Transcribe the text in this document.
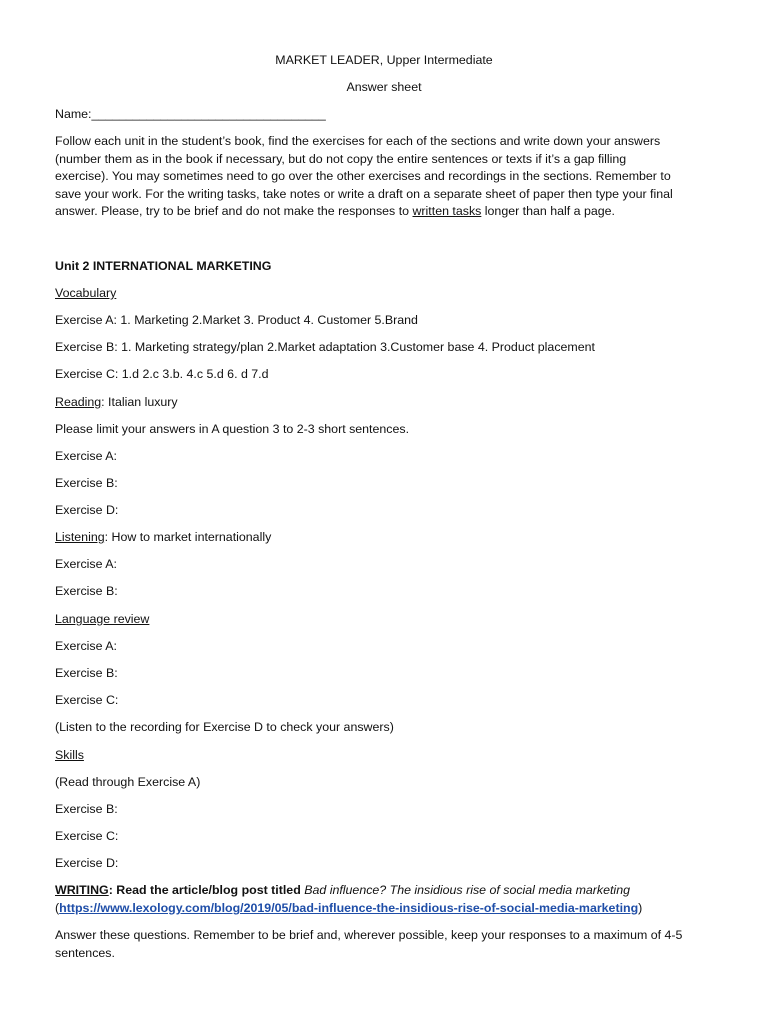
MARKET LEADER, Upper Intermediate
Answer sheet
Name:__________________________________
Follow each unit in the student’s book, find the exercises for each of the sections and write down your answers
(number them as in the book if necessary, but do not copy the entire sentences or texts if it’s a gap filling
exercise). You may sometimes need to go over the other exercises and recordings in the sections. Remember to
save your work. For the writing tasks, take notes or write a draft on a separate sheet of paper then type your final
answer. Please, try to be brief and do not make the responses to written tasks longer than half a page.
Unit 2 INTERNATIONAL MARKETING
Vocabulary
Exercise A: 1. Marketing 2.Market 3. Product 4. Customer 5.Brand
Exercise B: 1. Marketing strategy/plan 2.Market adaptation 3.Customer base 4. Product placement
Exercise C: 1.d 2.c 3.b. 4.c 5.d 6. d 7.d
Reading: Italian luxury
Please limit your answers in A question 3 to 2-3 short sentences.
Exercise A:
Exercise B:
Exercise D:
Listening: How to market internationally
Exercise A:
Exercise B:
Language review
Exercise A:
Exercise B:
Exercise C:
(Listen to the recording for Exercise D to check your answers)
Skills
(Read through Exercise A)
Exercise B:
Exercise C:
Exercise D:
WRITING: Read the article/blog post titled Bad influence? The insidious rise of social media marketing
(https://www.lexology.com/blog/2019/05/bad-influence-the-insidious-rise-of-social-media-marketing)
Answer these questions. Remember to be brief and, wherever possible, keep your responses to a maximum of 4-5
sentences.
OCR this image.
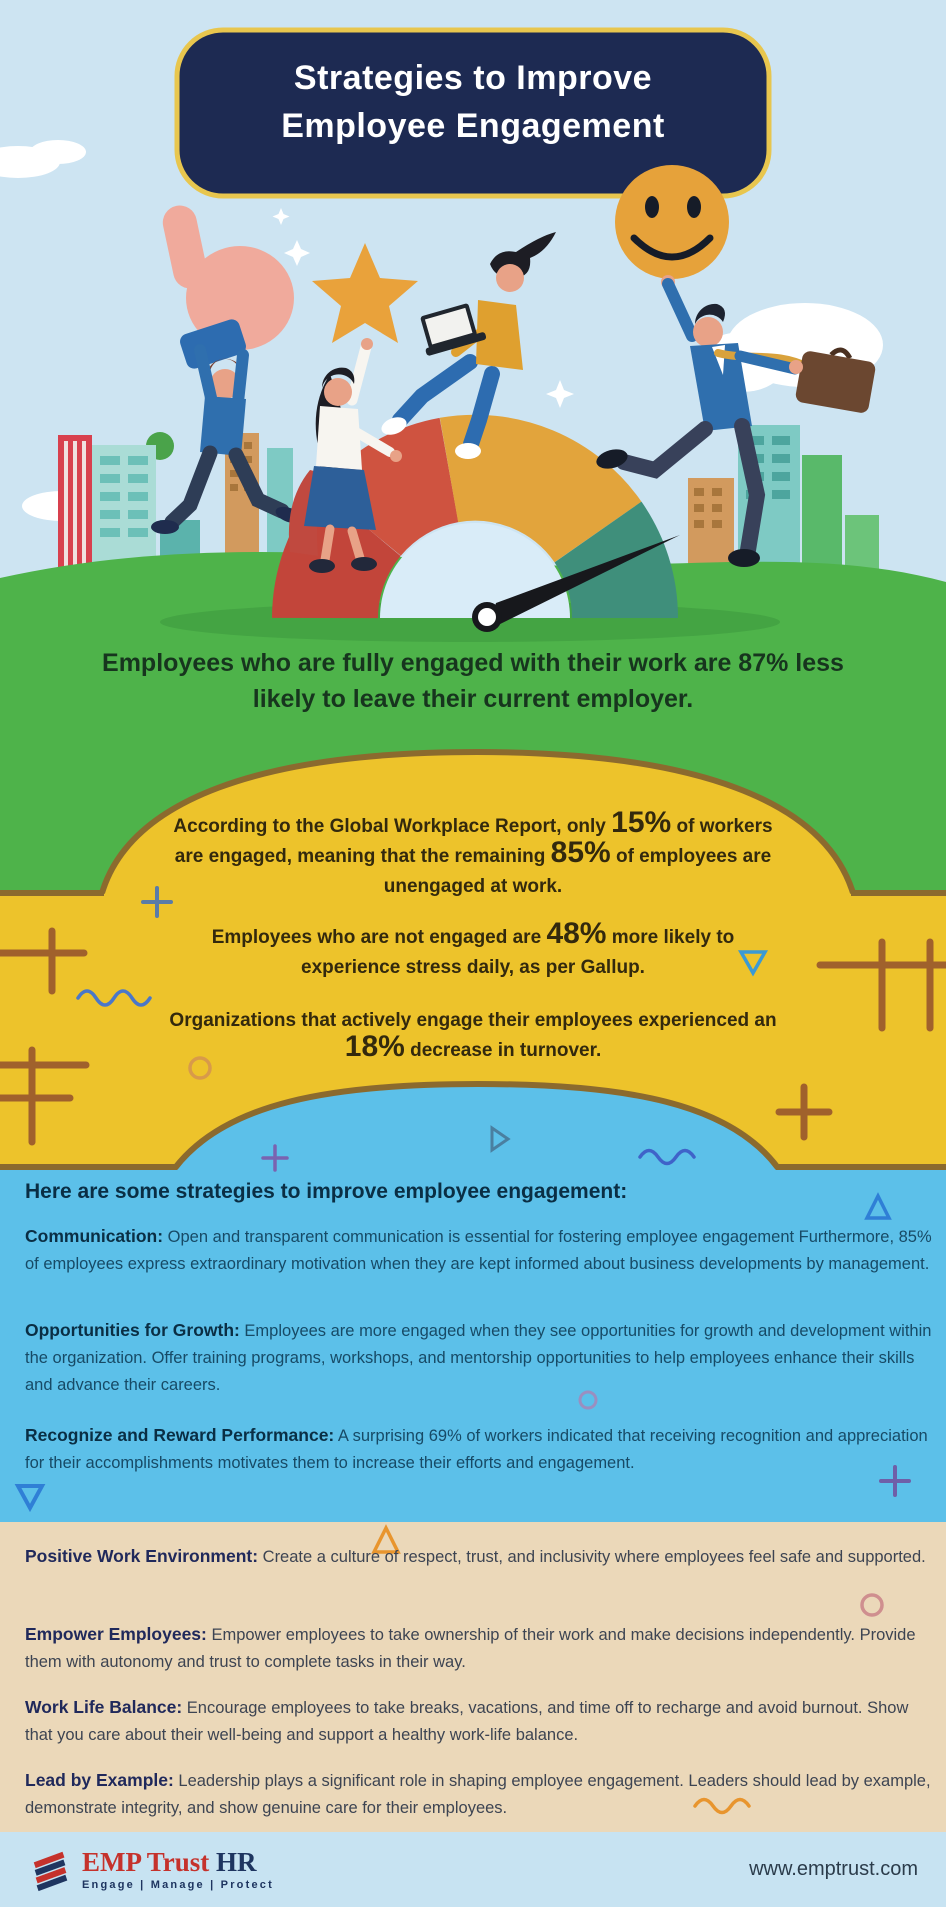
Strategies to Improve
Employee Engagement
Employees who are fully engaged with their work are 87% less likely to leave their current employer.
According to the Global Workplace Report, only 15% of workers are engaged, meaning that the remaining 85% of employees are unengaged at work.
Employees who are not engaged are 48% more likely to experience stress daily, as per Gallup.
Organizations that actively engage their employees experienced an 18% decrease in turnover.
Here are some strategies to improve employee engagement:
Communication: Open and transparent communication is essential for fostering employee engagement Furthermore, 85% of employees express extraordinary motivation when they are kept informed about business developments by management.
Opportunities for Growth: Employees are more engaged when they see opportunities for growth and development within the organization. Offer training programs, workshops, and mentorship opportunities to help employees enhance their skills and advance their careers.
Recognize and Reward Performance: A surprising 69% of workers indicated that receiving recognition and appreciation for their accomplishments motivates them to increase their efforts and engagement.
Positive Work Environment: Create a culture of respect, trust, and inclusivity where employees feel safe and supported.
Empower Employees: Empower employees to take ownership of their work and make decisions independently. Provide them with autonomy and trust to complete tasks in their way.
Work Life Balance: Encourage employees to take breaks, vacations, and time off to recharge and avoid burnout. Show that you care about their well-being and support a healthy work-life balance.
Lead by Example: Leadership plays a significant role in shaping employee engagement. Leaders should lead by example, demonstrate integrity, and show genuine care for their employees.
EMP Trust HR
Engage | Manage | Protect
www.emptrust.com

Directions for this task: Looking at the records above, work out how many lines include the string "social". Give the number and nothing else.

Result: 2